▶ WAT WORDT GEVRAAGD
a) Schrijf uit het tekstfragment over filosoferen met kinderen letterlijk over, beginnend bij "Uitgangspunten en visie" en eindigend bij "in de handleidingen.".
b) In hoeveel basisscholen vond het onderzoek uit het tekstfragment over filosoferen met kinderen plaats?

▶ TEKSTFRAGMENT
Deelvragen zijn naast een theoretische verkenning van de
onderzoeksvraag: waarom en hoe praktiseren scholen het
filosoferen met kinderen? Wat gebeurt er tijdens het
filosoferen met kinderen? Welke leerresultaten heeft het
filosoferen met kinderen? Welke invloed heeft het
filosoferen - in de zin van democratische omgangsvormen – op
het handelen van kinderen en leraren in de school? Het
onderzoek heeft plaatsgevonden in vier basisscholen waar
gefilosofeerd wordt aan de hand van Filosoferen doe je zo.
De democratische vaardigheden en attituden die we
onderzoeken zijn de ontwikkeling van het denk- en
oordeelsvermogen, het vermogen en de bereidheid tot dialoog,
en het kunnen en willen omgaan met verschillen.
Om hierin inzicht te krijgen
hebben we in het onderzoek het model van niveaus van het
curriculum gehanteerd, zoals door Goodlad en in Nederland
door Van den Akker is ontwikkeld (Van den Akker, 2003;
Goodlad, 1979; Thijs & Van den Akker, 2009). Zij gaan ervan
uit dat een curriculum op zes niveaus geanalyseerd kan
worden:
1. Het ideële curriculum: de
algemene doelstellingen van een programma.
In dit niveau onderzoeken we de
uitgangspunten, kenmerken, doelen en de methodiek van het
filosoferen met kinderen, zoals die door het Centrum voor
Kinderfilosofie in Nederland zijn ontwikkeld, en de ideeën
over democratie en democratische vorming die leidend zijn
voor het curriculum. Hiertoe hebben we vooral documenten
geanalyseerd van het Centrum voor Kinderfilosofie.
Uitgangspunten en visie van het Centrum, de geformuleerde
doelen en de voorgestane methodiek zijn de belangrijkste
thema’s in de analyse.
2. Het formele curriculum: het
curriculum uitgewerkt in concrete doelen en materialen.
In dit niveau gaat het om een
analyse van Filosoferen doe je zo. We hebben ons met
name gericht op een analyse van uitgangspunten, doelen en
methodiek, zoals beschreven in de handleidingen.
3. Het geïnterpreteerde
curriculum: de interpretatie die de leraar maakt van het
programma.
Hier onderzoeken we de ideeën en
interpretaties van leraren ten aanzien van de theorie over
het filosoferen met kinderen, het materiaal (Filosoferen
doe je zo) en hun eerdere ervaringen met de praktijk
ervan. In de vier onderzoekscholen hebben we de
schoolleiders geïnterviewd, en zestien leraren die het
programma uitvoeren. In het onderzoek zijn alle
leeftijdsgroepen in het basisonderwijs betrokken. Alle
leraren van de betrokken scholen hebben een vragenlijst
gekregen over de betekenis die zij hechten aan het
filosoferen met kinderen.

▶ GETOOND MATERIAAL
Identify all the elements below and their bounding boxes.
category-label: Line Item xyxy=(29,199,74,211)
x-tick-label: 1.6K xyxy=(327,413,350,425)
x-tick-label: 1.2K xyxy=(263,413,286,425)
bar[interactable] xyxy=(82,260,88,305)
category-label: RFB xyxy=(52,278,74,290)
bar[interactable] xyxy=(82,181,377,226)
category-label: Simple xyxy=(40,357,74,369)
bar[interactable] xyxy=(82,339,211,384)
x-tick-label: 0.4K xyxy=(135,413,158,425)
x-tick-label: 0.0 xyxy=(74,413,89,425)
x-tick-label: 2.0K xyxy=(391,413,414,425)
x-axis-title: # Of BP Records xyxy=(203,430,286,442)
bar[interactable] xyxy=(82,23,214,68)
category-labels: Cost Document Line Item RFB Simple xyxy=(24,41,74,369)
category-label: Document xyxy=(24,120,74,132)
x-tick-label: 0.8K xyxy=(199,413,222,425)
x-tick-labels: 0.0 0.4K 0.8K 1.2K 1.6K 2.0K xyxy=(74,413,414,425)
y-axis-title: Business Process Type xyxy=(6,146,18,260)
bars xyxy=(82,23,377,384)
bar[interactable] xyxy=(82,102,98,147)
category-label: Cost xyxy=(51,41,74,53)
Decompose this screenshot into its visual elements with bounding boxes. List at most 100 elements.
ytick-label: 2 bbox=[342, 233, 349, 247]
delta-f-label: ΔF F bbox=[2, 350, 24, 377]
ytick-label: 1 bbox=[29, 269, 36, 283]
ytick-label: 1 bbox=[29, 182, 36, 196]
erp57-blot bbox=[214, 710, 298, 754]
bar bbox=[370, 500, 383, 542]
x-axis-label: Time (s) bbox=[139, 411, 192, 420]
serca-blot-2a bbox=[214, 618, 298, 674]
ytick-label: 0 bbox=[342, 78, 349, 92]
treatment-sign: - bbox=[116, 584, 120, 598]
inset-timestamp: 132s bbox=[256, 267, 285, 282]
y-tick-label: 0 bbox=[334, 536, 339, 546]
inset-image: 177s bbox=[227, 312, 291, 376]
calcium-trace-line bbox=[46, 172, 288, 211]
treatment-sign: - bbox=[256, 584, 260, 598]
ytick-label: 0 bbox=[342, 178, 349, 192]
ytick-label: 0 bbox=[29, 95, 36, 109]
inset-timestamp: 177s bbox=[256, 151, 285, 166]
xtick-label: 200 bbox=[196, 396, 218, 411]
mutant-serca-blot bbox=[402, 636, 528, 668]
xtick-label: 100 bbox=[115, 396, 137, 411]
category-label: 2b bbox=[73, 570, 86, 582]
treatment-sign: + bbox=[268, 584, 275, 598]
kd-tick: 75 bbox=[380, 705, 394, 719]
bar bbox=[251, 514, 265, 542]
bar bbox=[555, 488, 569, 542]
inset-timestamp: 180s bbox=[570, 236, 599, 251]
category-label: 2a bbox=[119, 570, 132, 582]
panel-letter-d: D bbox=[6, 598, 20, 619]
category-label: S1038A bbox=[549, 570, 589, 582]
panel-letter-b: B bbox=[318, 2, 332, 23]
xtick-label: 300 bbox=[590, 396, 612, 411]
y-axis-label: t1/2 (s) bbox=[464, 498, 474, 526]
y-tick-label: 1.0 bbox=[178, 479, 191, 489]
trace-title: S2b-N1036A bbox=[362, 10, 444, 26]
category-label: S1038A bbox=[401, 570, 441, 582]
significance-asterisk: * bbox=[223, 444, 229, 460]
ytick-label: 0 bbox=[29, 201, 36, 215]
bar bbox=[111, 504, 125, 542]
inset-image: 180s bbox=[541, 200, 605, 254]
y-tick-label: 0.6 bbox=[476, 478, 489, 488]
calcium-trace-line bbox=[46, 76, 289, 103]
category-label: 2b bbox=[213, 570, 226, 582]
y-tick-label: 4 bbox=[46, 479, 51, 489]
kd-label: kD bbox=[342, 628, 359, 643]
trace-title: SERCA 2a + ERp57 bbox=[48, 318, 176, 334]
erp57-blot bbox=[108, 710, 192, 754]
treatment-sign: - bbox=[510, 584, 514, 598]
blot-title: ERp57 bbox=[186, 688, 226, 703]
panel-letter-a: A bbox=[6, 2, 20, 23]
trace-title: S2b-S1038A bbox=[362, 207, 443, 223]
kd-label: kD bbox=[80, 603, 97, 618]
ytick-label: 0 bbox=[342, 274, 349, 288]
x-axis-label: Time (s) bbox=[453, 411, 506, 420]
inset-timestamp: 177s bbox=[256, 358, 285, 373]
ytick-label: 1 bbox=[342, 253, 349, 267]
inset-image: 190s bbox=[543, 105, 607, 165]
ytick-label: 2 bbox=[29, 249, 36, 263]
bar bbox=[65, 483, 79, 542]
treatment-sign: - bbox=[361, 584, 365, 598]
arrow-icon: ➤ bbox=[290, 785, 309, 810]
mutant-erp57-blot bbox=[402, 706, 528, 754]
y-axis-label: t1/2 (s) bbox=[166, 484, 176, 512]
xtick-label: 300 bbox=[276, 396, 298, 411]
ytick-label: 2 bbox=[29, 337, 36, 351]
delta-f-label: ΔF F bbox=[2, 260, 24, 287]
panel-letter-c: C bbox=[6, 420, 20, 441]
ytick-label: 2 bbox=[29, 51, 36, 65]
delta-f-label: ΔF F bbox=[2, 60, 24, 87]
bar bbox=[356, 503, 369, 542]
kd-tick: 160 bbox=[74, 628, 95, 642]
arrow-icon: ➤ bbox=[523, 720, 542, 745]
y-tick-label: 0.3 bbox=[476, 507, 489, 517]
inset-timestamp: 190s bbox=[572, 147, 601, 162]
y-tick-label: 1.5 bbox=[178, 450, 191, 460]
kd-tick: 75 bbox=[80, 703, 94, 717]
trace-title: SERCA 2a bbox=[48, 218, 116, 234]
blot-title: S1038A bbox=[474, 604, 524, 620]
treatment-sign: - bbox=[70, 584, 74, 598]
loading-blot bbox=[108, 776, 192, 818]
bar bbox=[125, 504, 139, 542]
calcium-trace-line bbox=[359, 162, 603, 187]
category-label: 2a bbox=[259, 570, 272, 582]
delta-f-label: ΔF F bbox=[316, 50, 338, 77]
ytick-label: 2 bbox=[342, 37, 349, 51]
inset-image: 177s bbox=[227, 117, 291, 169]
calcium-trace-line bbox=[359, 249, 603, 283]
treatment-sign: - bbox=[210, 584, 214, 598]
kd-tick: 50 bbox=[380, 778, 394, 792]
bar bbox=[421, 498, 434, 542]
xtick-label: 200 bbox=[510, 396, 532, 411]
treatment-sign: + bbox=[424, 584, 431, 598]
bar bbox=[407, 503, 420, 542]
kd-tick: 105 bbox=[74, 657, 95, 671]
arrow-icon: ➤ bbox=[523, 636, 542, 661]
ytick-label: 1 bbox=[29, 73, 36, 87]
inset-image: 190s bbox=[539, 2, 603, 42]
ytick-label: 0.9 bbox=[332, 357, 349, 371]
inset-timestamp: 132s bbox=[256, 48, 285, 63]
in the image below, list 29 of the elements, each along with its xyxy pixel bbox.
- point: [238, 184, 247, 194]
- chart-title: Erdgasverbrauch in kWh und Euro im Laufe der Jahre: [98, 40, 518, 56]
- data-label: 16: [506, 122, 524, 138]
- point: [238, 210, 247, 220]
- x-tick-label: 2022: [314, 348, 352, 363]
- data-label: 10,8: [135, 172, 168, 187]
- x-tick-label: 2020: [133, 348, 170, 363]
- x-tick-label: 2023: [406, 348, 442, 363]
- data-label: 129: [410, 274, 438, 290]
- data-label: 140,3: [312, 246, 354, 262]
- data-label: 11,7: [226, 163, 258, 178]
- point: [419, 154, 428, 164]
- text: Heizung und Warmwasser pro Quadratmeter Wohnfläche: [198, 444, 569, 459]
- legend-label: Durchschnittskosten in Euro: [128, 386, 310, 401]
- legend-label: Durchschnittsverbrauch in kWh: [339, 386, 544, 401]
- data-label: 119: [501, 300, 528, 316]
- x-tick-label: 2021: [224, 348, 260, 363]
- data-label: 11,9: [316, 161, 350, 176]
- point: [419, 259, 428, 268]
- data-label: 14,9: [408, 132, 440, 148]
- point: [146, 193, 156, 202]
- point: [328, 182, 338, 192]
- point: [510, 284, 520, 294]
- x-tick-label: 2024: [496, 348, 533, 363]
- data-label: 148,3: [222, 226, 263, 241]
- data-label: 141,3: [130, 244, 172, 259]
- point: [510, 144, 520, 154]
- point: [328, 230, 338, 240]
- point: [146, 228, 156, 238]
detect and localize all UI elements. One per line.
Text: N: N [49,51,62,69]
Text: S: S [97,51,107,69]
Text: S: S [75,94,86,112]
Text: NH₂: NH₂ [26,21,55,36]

▶ OVERZICHT OPLOSSINGEN
a)
Uitgangspunten en visie van het Centrum, de geformuleerde
doelen en de voorgestane methodiek zijn de belangrijkste
thema’s in de analyse.
2. Het formele curriculum: het
curriculum uitgewerkt in concrete doelen en materialen.
In dit niveau gaat het om een
analyse van Filosoferen doe je zo. We hebben ons met
name gericht op een analyse van uitgangspunten, doelen en
methodiek, zoals beschreven in de handleidingen.

b) In vier basisscholen.